Transcribe the listing in full, excluding any pictures.

# INFORMATION SHOWN

--- begin ---

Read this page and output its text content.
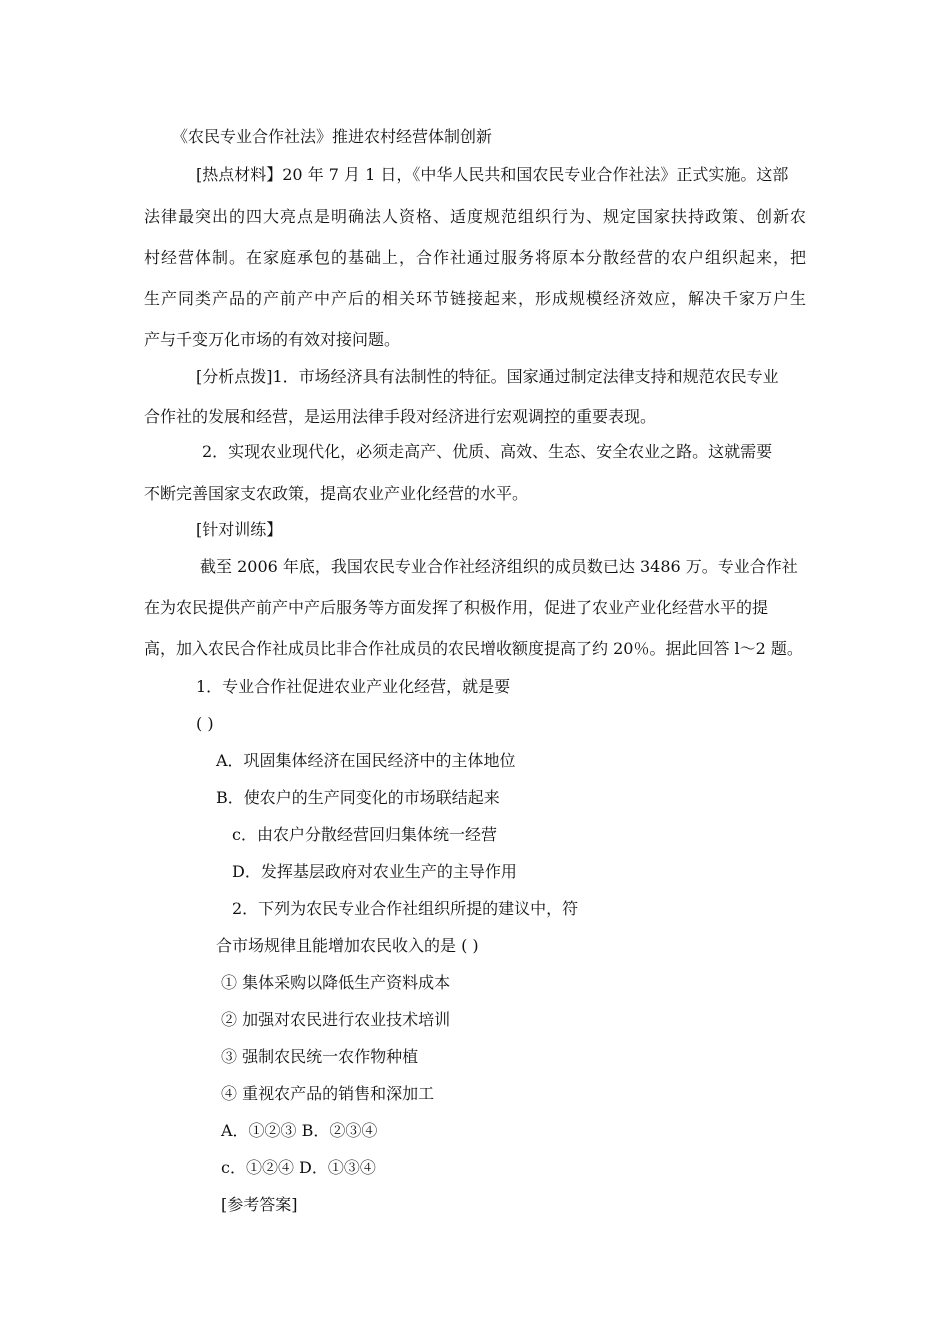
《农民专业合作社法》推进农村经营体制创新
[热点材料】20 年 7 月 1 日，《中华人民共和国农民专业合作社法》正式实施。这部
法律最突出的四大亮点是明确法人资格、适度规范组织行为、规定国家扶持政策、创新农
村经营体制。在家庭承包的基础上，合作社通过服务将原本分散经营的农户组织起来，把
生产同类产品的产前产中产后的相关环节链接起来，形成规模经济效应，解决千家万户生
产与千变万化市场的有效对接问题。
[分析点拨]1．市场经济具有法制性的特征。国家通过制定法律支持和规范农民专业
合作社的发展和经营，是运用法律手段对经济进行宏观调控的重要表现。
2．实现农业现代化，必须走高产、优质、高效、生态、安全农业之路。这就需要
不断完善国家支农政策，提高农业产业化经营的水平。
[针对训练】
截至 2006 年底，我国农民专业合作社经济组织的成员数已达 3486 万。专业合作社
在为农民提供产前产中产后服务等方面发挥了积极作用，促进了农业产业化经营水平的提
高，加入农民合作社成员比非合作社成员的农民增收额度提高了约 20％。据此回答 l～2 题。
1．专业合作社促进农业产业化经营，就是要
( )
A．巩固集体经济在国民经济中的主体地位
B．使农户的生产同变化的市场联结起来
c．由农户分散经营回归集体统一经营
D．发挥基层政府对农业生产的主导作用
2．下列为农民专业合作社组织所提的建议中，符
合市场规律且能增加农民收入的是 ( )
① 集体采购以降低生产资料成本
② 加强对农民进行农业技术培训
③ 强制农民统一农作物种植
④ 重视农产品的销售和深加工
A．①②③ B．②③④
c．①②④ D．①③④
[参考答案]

--- end ---

# FINISHED TASK
Read this page and output its text content.
《农民专业合作社法》推进农村经营体制创新
[热点材料】20 年 7 月 1 日，《中华人民共和国农民专业合作社法》正式实施。这部
法律最突出的四大亮点是明确法人资格、适度规范组织行为、规定国家扶持政策、创新农
村经营体制。在家庭承包的基础上，合作社通过服务将原本分散经营的农户组织起来，把
生产同类产品的产前产中产后的相关环节链接起来，形成规模经济效应，解决千家万户生
产与千变万化市场的有效对接问题。
[分析点拨]1．市场经济具有法制性的特征。国家通过制定法律支持和规范农民专业
合作社的发展和经营，是运用法律手段对经济进行宏观调控的重要表现。
2．实现农业现代化，必须走高产、优质、高效、生态、安全农业之路。这就需要
不断完善国家支农政策，提高农业产业化经营的水平。
[针对训练】
截至 2006 年底，我国农民专业合作社经济组织的成员数已达 3486 万。专业合作社
在为农民提供产前产中产后服务等方面发挥了积极作用，促进了农业产业化经营水平的提
高，加入农民合作社成员比非合作社成员的农民增收额度提高了约 20％。据此回答 l～2 题。
1．专业合作社促进农业产业化经营，就是要
( )
A．巩固集体经济在国民经济中的主体地位
B．使农户的生产同变化的市场联结起来
c．由农户分散经营回归集体统一经营
D．发挥基层政府对农业生产的主导作用
2．下列为农民专业合作社组织所提的建议中，符
合市场规律且能增加农民收入的是 ( )
① 集体采购以降低生产资料成本
② 加强对农民进行农业技术培训
③ 强制农民统一农作物种植
④ 重视农产品的销售和深加工
A．①②③ B．②③④
c．①②④ D．①③④
[参考答案]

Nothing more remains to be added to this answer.